● **Do this**
Each line that holds the word "Credit" counts once. Give the total number of such lines and nothing else.

::: Data entries

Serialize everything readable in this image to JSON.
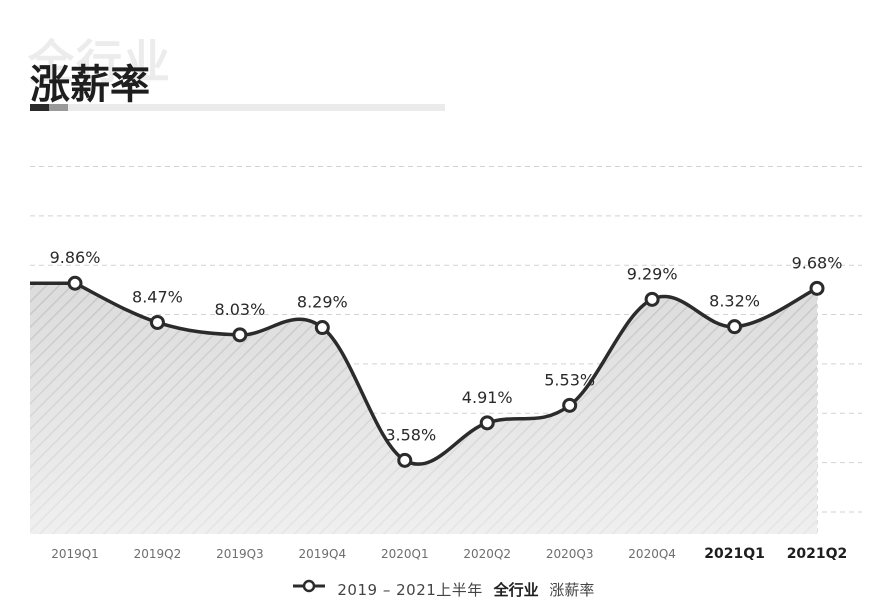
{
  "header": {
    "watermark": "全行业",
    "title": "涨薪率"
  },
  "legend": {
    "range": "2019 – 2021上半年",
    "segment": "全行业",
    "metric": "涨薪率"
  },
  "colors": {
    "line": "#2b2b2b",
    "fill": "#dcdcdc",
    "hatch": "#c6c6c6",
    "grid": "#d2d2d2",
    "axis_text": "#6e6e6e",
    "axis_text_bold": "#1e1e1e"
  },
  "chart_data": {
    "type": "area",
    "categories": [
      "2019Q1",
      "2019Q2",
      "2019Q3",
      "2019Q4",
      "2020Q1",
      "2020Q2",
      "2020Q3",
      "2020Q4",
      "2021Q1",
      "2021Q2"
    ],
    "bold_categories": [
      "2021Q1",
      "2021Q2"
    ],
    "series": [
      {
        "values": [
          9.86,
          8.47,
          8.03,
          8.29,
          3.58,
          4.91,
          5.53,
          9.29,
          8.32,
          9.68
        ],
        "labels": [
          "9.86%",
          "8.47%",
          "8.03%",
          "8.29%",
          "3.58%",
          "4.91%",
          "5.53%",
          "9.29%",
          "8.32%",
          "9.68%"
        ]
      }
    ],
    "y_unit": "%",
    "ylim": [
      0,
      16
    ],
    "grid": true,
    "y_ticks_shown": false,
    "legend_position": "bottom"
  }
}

::::::
::: Data entries

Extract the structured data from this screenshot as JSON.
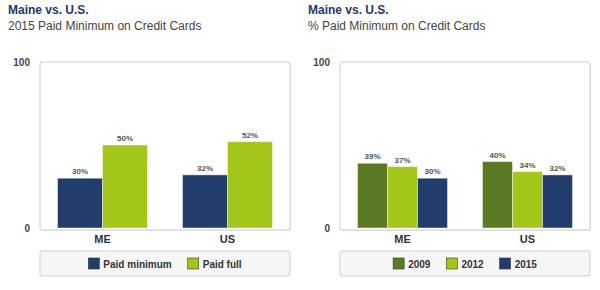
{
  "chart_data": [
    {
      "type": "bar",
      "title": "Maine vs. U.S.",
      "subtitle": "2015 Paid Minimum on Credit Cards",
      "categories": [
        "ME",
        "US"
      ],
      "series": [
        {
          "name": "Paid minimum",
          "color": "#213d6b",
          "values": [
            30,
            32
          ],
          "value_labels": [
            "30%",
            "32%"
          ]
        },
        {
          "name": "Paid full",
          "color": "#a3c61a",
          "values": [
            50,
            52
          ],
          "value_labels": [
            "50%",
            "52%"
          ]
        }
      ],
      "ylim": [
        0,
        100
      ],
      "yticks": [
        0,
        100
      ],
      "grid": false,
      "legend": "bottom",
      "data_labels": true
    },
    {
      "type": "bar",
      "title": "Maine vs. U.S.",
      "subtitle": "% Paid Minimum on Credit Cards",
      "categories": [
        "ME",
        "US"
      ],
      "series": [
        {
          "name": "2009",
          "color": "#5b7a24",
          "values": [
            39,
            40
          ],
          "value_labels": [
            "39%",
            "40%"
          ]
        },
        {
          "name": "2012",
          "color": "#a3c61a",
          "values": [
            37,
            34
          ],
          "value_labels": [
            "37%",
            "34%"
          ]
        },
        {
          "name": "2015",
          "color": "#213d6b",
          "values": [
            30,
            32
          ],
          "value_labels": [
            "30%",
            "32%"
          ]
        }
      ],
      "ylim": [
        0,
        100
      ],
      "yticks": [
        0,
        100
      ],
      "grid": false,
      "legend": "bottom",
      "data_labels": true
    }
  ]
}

::::::
::: Data entries

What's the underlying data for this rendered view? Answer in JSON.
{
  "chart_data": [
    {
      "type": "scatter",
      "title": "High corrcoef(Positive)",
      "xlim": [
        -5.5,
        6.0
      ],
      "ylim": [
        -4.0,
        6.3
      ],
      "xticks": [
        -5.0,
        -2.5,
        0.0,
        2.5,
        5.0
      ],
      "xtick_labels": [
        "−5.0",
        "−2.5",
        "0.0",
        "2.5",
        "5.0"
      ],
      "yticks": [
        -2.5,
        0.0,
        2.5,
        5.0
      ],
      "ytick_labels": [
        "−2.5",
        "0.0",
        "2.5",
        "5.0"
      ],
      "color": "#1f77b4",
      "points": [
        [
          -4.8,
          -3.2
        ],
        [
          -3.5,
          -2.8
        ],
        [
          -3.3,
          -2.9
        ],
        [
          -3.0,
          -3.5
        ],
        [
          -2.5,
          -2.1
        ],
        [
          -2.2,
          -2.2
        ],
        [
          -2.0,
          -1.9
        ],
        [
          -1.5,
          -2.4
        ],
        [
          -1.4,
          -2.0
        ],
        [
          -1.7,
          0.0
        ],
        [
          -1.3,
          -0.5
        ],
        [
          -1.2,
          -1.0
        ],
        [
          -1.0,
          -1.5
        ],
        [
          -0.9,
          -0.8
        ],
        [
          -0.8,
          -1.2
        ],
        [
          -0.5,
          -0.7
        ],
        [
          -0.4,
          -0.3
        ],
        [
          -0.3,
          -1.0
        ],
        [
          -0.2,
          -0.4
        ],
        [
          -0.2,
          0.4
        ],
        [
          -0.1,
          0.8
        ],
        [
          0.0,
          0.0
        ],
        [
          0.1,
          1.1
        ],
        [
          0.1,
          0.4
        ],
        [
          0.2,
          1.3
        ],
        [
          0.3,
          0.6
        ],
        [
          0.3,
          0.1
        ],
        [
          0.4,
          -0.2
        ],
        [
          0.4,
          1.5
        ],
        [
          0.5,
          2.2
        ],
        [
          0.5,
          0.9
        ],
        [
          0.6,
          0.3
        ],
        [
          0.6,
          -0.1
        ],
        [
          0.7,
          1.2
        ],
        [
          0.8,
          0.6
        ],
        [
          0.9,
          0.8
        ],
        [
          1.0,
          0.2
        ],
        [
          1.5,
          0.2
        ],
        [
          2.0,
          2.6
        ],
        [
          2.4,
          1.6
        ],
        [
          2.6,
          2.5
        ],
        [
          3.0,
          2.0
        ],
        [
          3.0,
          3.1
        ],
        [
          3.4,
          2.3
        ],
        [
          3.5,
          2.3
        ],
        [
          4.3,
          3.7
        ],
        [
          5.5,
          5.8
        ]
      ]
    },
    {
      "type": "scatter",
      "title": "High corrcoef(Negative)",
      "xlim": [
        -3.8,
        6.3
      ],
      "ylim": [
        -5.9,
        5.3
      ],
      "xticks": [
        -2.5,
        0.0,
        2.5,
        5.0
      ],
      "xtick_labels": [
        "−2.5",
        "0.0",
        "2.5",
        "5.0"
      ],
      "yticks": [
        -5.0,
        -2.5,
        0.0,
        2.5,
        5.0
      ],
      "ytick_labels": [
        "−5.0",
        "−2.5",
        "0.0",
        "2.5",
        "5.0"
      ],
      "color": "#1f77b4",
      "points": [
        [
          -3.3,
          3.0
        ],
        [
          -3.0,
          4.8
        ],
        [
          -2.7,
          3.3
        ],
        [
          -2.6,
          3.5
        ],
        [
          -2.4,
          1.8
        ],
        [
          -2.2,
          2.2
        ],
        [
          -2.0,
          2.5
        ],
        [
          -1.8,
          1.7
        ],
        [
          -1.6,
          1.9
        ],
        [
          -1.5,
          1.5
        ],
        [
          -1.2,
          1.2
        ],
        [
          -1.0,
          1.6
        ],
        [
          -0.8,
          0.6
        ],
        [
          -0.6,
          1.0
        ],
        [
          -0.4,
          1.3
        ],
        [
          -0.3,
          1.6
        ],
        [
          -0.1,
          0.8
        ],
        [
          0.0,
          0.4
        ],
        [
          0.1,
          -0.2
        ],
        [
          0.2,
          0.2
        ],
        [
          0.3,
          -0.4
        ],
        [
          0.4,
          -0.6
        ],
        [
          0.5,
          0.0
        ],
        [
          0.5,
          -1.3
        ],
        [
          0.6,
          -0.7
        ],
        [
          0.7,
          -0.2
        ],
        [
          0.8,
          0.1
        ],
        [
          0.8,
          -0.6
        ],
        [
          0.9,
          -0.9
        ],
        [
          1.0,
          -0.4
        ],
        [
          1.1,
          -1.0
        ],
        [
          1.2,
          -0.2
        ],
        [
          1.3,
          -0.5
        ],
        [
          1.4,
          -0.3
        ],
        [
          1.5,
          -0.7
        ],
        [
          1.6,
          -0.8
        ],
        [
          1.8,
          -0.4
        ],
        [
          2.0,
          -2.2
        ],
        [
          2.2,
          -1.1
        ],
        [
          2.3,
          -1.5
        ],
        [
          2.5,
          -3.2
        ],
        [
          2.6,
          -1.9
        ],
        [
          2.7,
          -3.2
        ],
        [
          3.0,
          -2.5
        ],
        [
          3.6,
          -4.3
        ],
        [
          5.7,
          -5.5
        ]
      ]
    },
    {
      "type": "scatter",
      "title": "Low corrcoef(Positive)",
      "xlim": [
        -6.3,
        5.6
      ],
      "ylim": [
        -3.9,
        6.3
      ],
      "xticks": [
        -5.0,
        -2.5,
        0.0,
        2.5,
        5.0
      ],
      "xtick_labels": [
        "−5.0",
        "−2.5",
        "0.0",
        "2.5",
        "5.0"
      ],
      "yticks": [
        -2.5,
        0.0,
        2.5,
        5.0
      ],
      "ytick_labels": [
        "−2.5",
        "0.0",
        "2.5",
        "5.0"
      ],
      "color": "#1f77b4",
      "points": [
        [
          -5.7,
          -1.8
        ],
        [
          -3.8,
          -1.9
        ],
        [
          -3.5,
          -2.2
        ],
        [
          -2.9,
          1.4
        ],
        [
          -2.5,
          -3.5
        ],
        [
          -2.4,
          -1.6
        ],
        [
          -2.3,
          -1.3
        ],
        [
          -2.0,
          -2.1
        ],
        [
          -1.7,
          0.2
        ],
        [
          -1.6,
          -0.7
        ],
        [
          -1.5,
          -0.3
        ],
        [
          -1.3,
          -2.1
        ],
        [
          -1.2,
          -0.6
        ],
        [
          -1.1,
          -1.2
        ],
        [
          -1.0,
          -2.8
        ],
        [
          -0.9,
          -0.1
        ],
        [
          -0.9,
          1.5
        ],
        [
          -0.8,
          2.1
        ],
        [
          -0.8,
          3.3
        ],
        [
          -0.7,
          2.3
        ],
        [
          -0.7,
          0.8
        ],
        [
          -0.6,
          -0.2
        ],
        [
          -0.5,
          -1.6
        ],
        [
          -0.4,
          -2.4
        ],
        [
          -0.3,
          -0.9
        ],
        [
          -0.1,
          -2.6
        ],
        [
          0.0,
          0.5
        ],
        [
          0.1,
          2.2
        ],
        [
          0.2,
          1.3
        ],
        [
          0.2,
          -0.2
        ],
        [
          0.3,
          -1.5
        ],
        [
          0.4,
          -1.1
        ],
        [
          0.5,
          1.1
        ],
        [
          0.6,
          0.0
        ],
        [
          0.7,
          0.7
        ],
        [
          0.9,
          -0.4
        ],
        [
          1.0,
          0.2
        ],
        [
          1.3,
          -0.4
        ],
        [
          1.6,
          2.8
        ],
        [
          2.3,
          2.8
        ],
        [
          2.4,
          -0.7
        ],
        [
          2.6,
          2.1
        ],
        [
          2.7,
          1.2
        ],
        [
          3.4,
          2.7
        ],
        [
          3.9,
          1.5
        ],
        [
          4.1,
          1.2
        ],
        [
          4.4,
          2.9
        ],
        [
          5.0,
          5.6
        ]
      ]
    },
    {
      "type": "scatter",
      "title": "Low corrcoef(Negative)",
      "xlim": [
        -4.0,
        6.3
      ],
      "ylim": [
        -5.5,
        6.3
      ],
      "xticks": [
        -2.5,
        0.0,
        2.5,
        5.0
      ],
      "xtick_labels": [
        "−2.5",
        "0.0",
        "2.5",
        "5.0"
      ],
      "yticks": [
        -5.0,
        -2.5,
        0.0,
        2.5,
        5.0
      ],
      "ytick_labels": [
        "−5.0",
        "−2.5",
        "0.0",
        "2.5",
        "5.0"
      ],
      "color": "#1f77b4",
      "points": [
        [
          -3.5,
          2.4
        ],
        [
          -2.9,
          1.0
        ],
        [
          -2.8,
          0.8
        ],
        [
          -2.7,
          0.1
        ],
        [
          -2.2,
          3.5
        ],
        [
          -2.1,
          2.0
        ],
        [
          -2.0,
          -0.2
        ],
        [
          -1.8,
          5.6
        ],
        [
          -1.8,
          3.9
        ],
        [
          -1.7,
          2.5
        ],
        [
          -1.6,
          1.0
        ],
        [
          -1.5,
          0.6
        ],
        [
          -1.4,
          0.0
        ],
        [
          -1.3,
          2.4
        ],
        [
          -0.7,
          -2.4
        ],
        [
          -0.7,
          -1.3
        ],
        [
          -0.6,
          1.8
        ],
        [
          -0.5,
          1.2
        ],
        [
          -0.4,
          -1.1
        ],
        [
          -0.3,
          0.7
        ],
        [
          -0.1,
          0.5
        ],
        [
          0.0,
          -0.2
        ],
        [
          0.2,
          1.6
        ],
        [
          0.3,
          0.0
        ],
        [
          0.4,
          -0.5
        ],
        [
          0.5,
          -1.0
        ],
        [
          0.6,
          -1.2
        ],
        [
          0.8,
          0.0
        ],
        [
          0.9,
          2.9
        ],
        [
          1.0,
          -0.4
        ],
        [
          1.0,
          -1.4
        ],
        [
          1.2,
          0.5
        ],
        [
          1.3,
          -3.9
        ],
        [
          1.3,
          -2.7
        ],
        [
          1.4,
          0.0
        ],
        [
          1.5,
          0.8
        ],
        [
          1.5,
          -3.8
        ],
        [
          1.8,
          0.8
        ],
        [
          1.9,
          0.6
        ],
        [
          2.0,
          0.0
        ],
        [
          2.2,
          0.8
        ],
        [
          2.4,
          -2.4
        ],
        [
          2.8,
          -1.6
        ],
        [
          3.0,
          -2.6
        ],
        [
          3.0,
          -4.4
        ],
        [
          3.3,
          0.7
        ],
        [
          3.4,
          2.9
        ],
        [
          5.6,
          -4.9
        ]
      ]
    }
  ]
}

::::::

● **Reply to the task**
2